━━━ Task input
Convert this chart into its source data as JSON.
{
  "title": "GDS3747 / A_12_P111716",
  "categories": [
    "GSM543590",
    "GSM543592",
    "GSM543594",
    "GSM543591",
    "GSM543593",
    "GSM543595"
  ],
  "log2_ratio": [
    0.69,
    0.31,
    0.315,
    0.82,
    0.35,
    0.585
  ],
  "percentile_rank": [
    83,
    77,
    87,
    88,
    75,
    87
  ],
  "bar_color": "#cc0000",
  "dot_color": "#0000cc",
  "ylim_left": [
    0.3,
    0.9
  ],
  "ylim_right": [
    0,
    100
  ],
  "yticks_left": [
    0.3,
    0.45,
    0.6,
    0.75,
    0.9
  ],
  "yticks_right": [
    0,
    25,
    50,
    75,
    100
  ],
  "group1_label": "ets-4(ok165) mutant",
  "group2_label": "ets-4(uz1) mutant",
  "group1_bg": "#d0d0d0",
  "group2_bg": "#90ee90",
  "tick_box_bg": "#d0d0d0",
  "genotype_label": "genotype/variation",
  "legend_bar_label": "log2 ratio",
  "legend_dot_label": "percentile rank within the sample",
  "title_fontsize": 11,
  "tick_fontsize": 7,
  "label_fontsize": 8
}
━━━━━━
What is needed: Pick out every line of the listing containing the word "mutant", and show those lines.

Output of the exercise:
  "group1_label": "ets-4(ok165) mutant",
  "group2_label": "ets-4(uz1) mutant",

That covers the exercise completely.